Quote the data below in full, minus the images.
--- Records ---
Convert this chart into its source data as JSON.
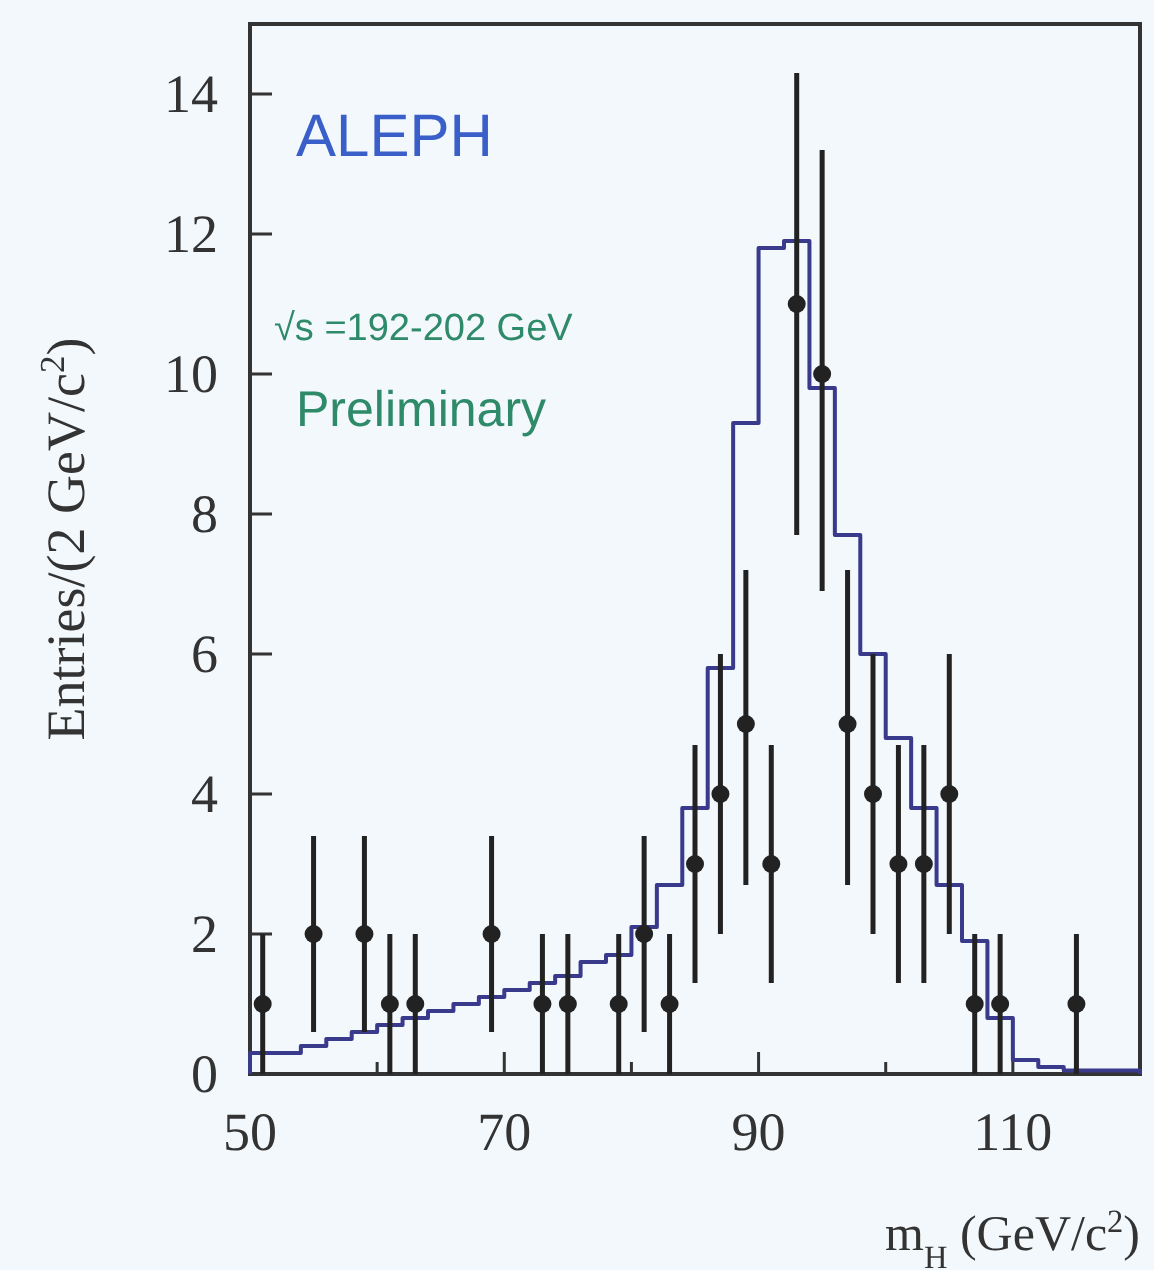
{
  "chart_data": {
    "type": "histogram",
    "xlabel": "m$_{H}$ (GeV/c$^{2}$)",
    "ylabel": "Entries/(2 GeV/c$^{2}$)",
    "annotations": [
      "ALEPH",
      "√s =192-202 GeV",
      "Preliminary"
    ],
    "xlim": [
      50,
      120
    ],
    "xticks": [
      50,
      {
        "value": 60,
        "label": null
      },
      70,
      {
        "value": 80,
        "label": null
      },
      90,
      {
        "value": 100,
        "label": null
      },
      110
    ],
    "ylim": [
      0,
      15
    ],
    "yticks": [
      0,
      2,
      4,
      6,
      8,
      10,
      12,
      14
    ],
    "grid": false,
    "series": [
      {
        "type": "histogram",
        "color": "#3a3a8c",
        "bins": [
          50,
          52,
          54,
          56,
          58,
          60,
          62,
          64,
          66,
          68,
          70,
          72,
          74,
          76,
          78,
          80,
          82,
          84,
          86,
          88,
          90,
          92,
          94,
          96,
          98,
          100,
          102,
          104,
          106,
          108,
          110,
          112,
          114,
          116,
          118,
          120
        ],
        "values": [
          0.3,
          0.3,
          0.4,
          0.5,
          0.6,
          0.7,
          0.8,
          0.9,
          1,
          1.1,
          1.2,
          1.3,
          1.4,
          1.6,
          1.7,
          2.1,
          2.7,
          3.8,
          5.8,
          9.3,
          11.8,
          11.9,
          9.8,
          7.7,
          6,
          4.8,
          3.8,
          2.7,
          1.9,
          0.8,
          0.2,
          0.1,
          0.05,
          0.05,
          0.05
        ]
      },
      {
        "type": "scatter",
        "marker": "circle",
        "color": "#222222",
        "x": [
          51,
          55,
          59,
          61,
          63,
          69,
          73,
          75,
          79,
          81,
          83,
          85,
          87,
          89,
          91,
          93,
          95,
          97,
          99,
          101,
          103,
          105,
          107,
          109,
          115
        ],
        "values": [
          1,
          2,
          2,
          1,
          1,
          2,
          1,
          1,
          1,
          2,
          1,
          3,
          4,
          5,
          3,
          11,
          10,
          5,
          4,
          3,
          3,
          4,
          1,
          1,
          1
        ],
        "errors": [
          [
            0,
            2
          ],
          [
            0.6,
            3.4
          ],
          [
            0.6,
            3.4
          ],
          [
            0,
            2
          ],
          [
            0,
            2
          ],
          [
            0.6,
            3.4
          ],
          [
            0,
            2
          ],
          [
            0,
            2
          ],
          [
            0,
            2
          ],
          [
            0.6,
            3.4
          ],
          [
            0,
            2
          ],
          [
            1.3,
            4.7
          ],
          [
            2,
            6
          ],
          [
            2.7,
            7.2
          ],
          [
            1.3,
            4.7
          ],
          [
            7.7,
            14.3
          ],
          [
            6.9,
            13.2
          ],
          [
            2.7,
            7.2
          ],
          [
            2,
            6
          ],
          [
            1.3,
            4.7
          ],
          [
            1.3,
            4.7
          ],
          [
            2,
            6
          ],
          [
            0,
            2
          ],
          [
            0,
            2
          ],
          [
            0,
            2
          ]
        ]
      }
    ]
  }
}
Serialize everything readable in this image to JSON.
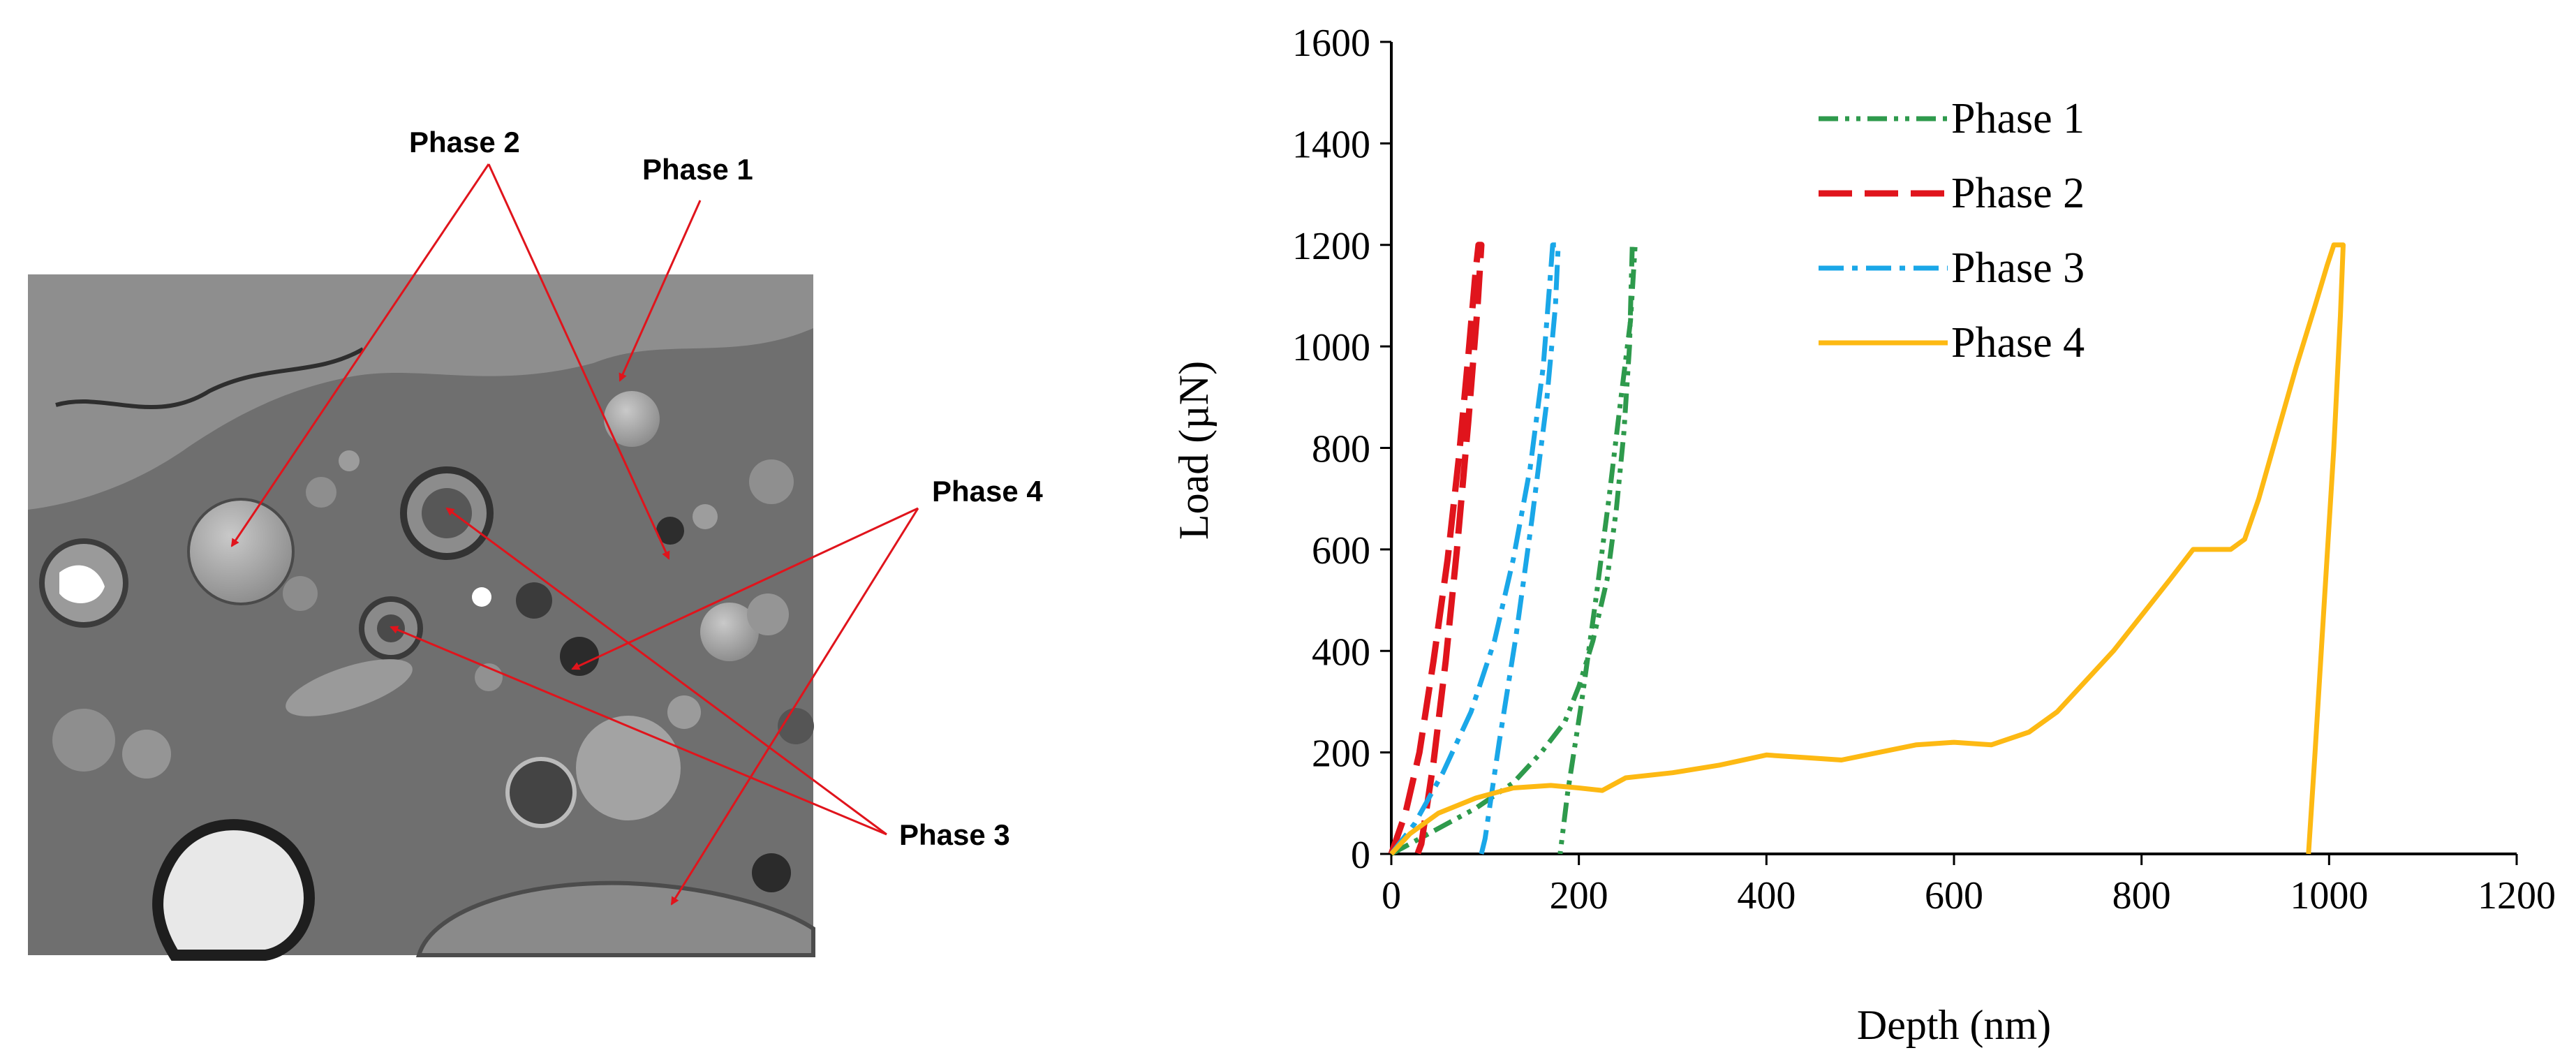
{
  "micrograph": {
    "labels": [
      {
        "id": "phase2",
        "text": "Phase 2"
      },
      {
        "id": "phase1",
        "text": "Phase 1"
      },
      {
        "id": "phase4",
        "text": "Phase 4"
      },
      {
        "id": "phase3",
        "text": "Phase 3"
      }
    ],
    "arrow_color": "#e0141c"
  },
  "chart_data": {
    "type": "line",
    "title": "",
    "xlabel": "Depth (nm)",
    "ylabel": "Load (µN)",
    "xlim": [
      0,
      1200
    ],
    "ylim": [
      0,
      1600
    ],
    "xticks": [
      0,
      200,
      400,
      600,
      800,
      1000,
      1200
    ],
    "yticks": [
      0,
      200,
      400,
      600,
      800,
      1000,
      1200,
      1400,
      1600
    ],
    "grid": false,
    "legend_position": "top-center",
    "series": [
      {
        "name": "Phase 1",
        "color": "#2e9a4c",
        "dash": "dash-dot-dot",
        "points": [
          [
            0,
            0
          ],
          [
            40,
            40
          ],
          [
            90,
            90
          ],
          [
            130,
            140
          ],
          [
            160,
            200
          ],
          [
            185,
            260
          ],
          [
            200,
            330
          ],
          [
            215,
            420
          ],
          [
            230,
            540
          ],
          [
            240,
            680
          ],
          [
            248,
            830
          ],
          [
            254,
            1000
          ],
          [
            257,
            1200
          ],
          [
            260,
            1200
          ],
          [
            255,
            1050
          ],
          [
            245,
            900
          ],
          [
            232,
            700
          ],
          [
            218,
            500
          ],
          [
            203,
            300
          ],
          [
            188,
            120
          ],
          [
            180,
            0
          ]
        ]
      },
      {
        "name": "Phase 2",
        "color": "#e0141c",
        "dash": "long-dash",
        "points": [
          [
            0,
            0
          ],
          [
            15,
            80
          ],
          [
            30,
            200
          ],
          [
            45,
            380
          ],
          [
            60,
            580
          ],
          [
            72,
            780
          ],
          [
            82,
            980
          ],
          [
            90,
            1150
          ],
          [
            93,
            1200
          ],
          [
            96,
            1200
          ],
          [
            92,
            1080
          ],
          [
            82,
            850
          ],
          [
            70,
            600
          ],
          [
            58,
            380
          ],
          [
            45,
            180
          ],
          [
            32,
            20
          ],
          [
            28,
            0
          ]
        ]
      },
      {
        "name": "Phase 3",
        "color": "#1aa7e8",
        "dash": "dash-dot",
        "points": [
          [
            0,
            0
          ],
          [
            25,
            60
          ],
          [
            55,
            160
          ],
          [
            85,
            280
          ],
          [
            110,
            420
          ],
          [
            130,
            580
          ],
          [
            148,
            760
          ],
          [
            162,
            960
          ],
          [
            170,
            1150
          ],
          [
            172,
            1200
          ],
          [
            178,
            1200
          ],
          [
            175,
            1080
          ],
          [
            165,
            880
          ],
          [
            150,
            660
          ],
          [
            133,
            430
          ],
          [
            115,
            220
          ],
          [
            100,
            30
          ],
          [
            96,
            0
          ]
        ]
      },
      {
        "name": "Phase 4",
        "color": "#fdb913",
        "dash": "solid",
        "points": [
          [
            0,
            0
          ],
          [
            20,
            40
          ],
          [
            50,
            80
          ],
          [
            90,
            110
          ],
          [
            130,
            130
          ],
          [
            170,
            135
          ],
          [
            200,
            130
          ],
          [
            225,
            125
          ],
          [
            250,
            150
          ],
          [
            300,
            160
          ],
          [
            350,
            175
          ],
          [
            400,
            195
          ],
          [
            440,
            190
          ],
          [
            480,
            185
          ],
          [
            520,
            200
          ],
          [
            560,
            215
          ],
          [
            600,
            220
          ],
          [
            640,
            215
          ],
          [
            680,
            240
          ],
          [
            710,
            280
          ],
          [
            740,
            340
          ],
          [
            770,
            400
          ],
          [
            800,
            470
          ],
          [
            830,
            540
          ],
          [
            855,
            600
          ],
          [
            875,
            600
          ],
          [
            895,
            600
          ],
          [
            910,
            620
          ],
          [
            925,
            700
          ],
          [
            945,
            830
          ],
          [
            965,
            960
          ],
          [
            985,
            1080
          ],
          [
            998,
            1160
          ],
          [
            1005,
            1200
          ],
          [
            1015,
            1200
          ],
          [
            1012,
            1060
          ],
          [
            1005,
            800
          ],
          [
            995,
            500
          ],
          [
            985,
            200
          ],
          [
            978,
            0
          ]
        ]
      }
    ]
  }
}
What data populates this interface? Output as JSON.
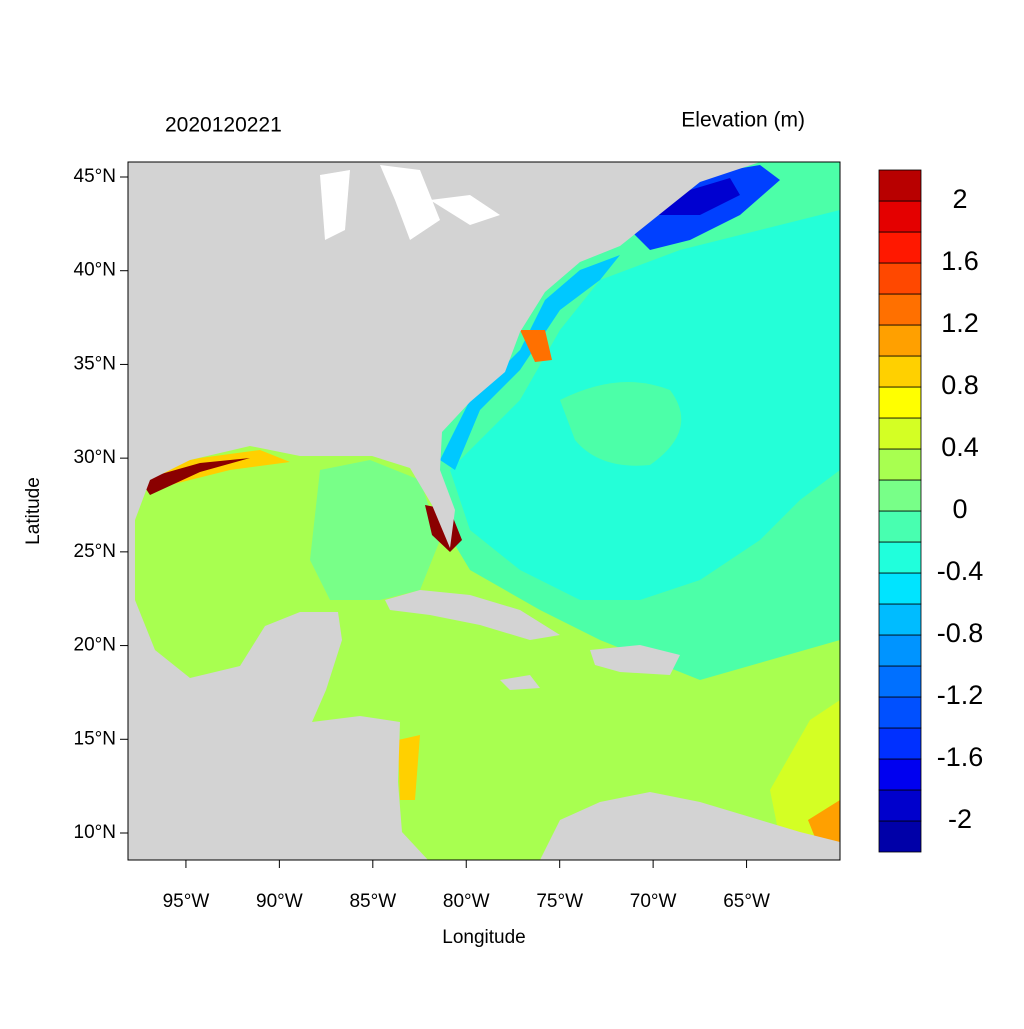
---
Exercise answer →
Convert this chart into its source data as JSON.
{
  "chart_data": {
    "type": "histogram",
    "xlabel": "m$_{H}$ (GeV/c$^{2}$)",
    "ylabel": "Entries/(2 GeV/c$^{2}$)",
    "annotations": [
      "ALEPH",
      "√s =192-202 GeV",
      "Preliminary"
    ],
    "xlim": [
      50,
      120
    ],
    "xticks": [
      50,
      {
        "value": 60,
        "label": null
      },
      70,
      {
        "value": 80,
        "label": null
      },
      90,
      {
        "value": 100,
        "label": null
      },
      110
    ],
    "ylim": [
      0,
      15
    ],
    "yticks": [
      0,
      2,
      4,
      6,
      8,
      10,
      12,
      14
    ],
    "grid": false,
    "series": [
      {
        "type": "histogram",
        "color": "#3a3a8c",
        "bins": [
          50,
          52,
          54,
          56,
          58,
          60,
          62,
          64,
          66,
          68,
          70,
          72,
          74,
          76,
          78,
          80,
          82,
          84,
          86,
          88,
          90,
          92,
          94,
          96,
          98,
          100,
          102,
          104,
          106,
          108,
          110,
          112,
          114,
          116,
          118,
          120
        ],
        "values": [
          0.3,
          0.3,
          0.4,
          0.5,
          0.6,
          0.7,
          0.8,
          0.9,
          1,
          1.1,
          1.2,
          1.3,
          1.4,
          1.6,
          1.7,
          2.1,
          2.7,
          3.8,
          5.8,
          9.3,
          11.8,
          11.9,
          9.8,
          7.7,
          6,
          4.8,
          3.8,
          2.7,
          1.9,
          0.8,
          0.2,
          0.1,
          0.05,
          0.05,
          0.05
        ]
      },
      {
        "type": "scatter",
        "marker": "circle",
        "color": "#222222",
        "x": [
          51,
          55,
          59,
          61,
          63,
          69,
          73,
          75,
          79,
          81,
          83,
          85,
          87,
          89,
          91,
          93,
          95,
          97,
          99,
          101,
          103,
          105,
          107,
          109,
          115
        ],
        "values": [
          1,
          2,
          2,
          1,
          1,
          2,
          1,
          1,
          1,
          2,
          1,
          3,
          4,
          5,
          3,
          11,
          10,
          5,
          4,
          3,
          3,
          4,
          1,
          1,
          1
        ],
        "errors": [
          [
            0,
            2
          ],
          [
            0.6,
            3.4
          ],
          [
            0.6,
            3.4
          ],
          [
            0,
            2
          ],
          [
            0,
            2
          ],
          [
            0.6,
            3.4
          ],
          [
            0,
            2
          ],
          [
            0,
            2
          ],
          [
            0,
            2
          ],
          [
            0.6,
            3.4
          ],
          [
            0,
            2
          ],
          [
            1.3,
            4.7
          ],
          [
            2,
            6
          ],
          [
            2.7,
            7.2
          ],
          [
            1.3,
            4.7
          ],
          [
            7.7,
            14.3
          ],
          [
            6.9,
            13.2
          ],
          [
            2.7,
            7.2
          ],
          [
            2,
            6
          ],
          [
            1.3,
            4.7
          ],
          [
            1.3,
            4.7
          ],
          [
            2,
            6
          ],
          [
            0,
            2
          ],
          [
            0,
            2
          ],
          [
            0,
            2
          ]
        ]
      }
    ]
  }
}
Serialize everything readable in this image to JSON.
{
  "micrograph": {
    "labels": [
      {
        "id": "phase2",
        "text": "Phase 2"
      },
      {
        "id": "phase1",
        "text": "Phase 1"
      },
      {
        "id": "phase4",
        "text": "Phase 4"
      },
      {
        "id": "phase3",
        "text": "Phase 3"
      }
    ],
    "arrow_color": "#e0141c"
  },
  "chart_data": {
    "type": "line",
    "title": "",
    "xlabel": "Depth (nm)",
    "ylabel": "Load (µN)",
    "xlim": [
      0,
      1200
    ],
    "ylim": [
      0,
      1600
    ],
    "xticks": [
      0,
      200,
      400,
      600,
      800,
      1000,
      1200
    ],
    "yticks": [
      0,
      200,
      400,
      600,
      800,
      1000,
      1200,
      1400,
      1600
    ],
    "grid": false,
    "legend_position": "top-center",
    "series": [
      {
        "name": "Phase 1",
        "color": "#2e9a4c",
        "dash": "dash-dot-dot",
        "points": [
          [
            0,
            0
          ],
          [
            40,
            40
          ],
          [
            90,
            90
          ],
          [
            130,
            140
          ],
          [
            160,
            200
          ],
          [
            185,
            260
          ],
          [
            200,
            330
          ],
          [
            215,
            420
          ],
          [
            230,
            540
          ],
          [
            240,
            680
          ],
          [
            248,
            830
          ],
          [
            254,
            1000
          ],
          [
            257,
            1200
          ],
          [
            260,
            1200
          ],
          [
            255,
            1050
          ],
          [
            245,
            900
          ],
          [
            232,
            700
          ],
          [
            218,
            500
          ],
          [
            203,
            300
          ],
          [
            188,
            120
          ],
          [
            180,
            0
          ]
        ]
      },
      {
        "name": "Phase 2",
        "color": "#e0141c",
        "dash": "long-dash",
        "points": [
          [
            0,
            0
          ],
          [
            15,
            80
          ],
          [
            30,
            200
          ],
          [
            45,
            380
          ],
          [
            60,
            580
          ],
          [
            72,
            780
          ],
          [
            82,
            980
          ],
          [
            90,
            1150
          ],
          [
            93,
            1200
          ],
          [
            96,
            1200
          ],
          [
            92,
            1080
          ],
          [
            82,
            850
          ],
          [
            70,
            600
          ],
          [
            58,
            380
          ],
          [
            45,
            180
          ],
          [
            32,
            20
          ],
          [
            28,
            0
          ]
        ]
      },
      {
        "name": "Phase 3",
        "color": "#1aa7e8",
        "dash": "dash-dot",
        "points": [
          [
            0,
            0
          ],
          [
            25,
            60
          ],
          [
            55,
            160
          ],
          [
            85,
            280
          ],
          [
            110,
            420
          ],
          [
            130,
            580
          ],
          [
            148,
            760
          ],
          [
            162,
            960
          ],
          [
            170,
            1150
          ],
          [
            172,
            1200
          ],
          [
            178,
            1200
          ],
          [
            175,
            1080
          ],
          [
            165,
            880
          ],
          [
            150,
            660
          ],
          [
            133,
            430
          ],
          [
            115,
            220
          ],
          [
            100,
            30
          ],
          [
            96,
            0
          ]
        ]
      },
      {
        "name": "Phase 4",
        "color": "#fdb913",
        "dash": "solid",
        "points": [
          [
            0,
            0
          ],
          [
            20,
            40
          ],
          [
            50,
            80
          ],
          [
            90,
            110
          ],
          [
            130,
            130
          ],
          [
            170,
            135
          ],
          [
            200,
            130
          ],
          [
            225,
            125
          ],
          [
            250,
            150
          ],
          [
            300,
            160
          ],
          [
            350,
            175
          ],
          [
            400,
            195
          ],
          [
            440,
            190
          ],
          [
            480,
            185
          ],
          [
            520,
            200
          ],
          [
            560,
            215
          ],
          [
            600,
            220
          ],
          [
            640,
            215
          ],
          [
            680,
            240
          ],
          [
            710,
            280
          ],
          [
            740,
            340
          ],
          [
            770,
            400
          ],
          [
            800,
            470
          ],
          [
            830,
            540
          ],
          [
            855,
            600
          ],
          [
            875,
            600
          ],
          [
            895,
            600
          ],
          [
            910,
            620
          ],
          [
            925,
            700
          ],
          [
            945,
            830
          ],
          [
            965,
            960
          ],
          [
            985,
            1080
          ],
          [
            998,
            1160
          ],
          [
            1005,
            1200
          ],
          [
            1015,
            1200
          ],
          [
            1012,
            1060
          ],
          [
            1005,
            800
          ],
          [
            995,
            500
          ],
          [
            985,
            200
          ],
          [
            978,
            0
          ]
        ]
      }
    ]
  }
}
What data populates this interface? Output as JSON.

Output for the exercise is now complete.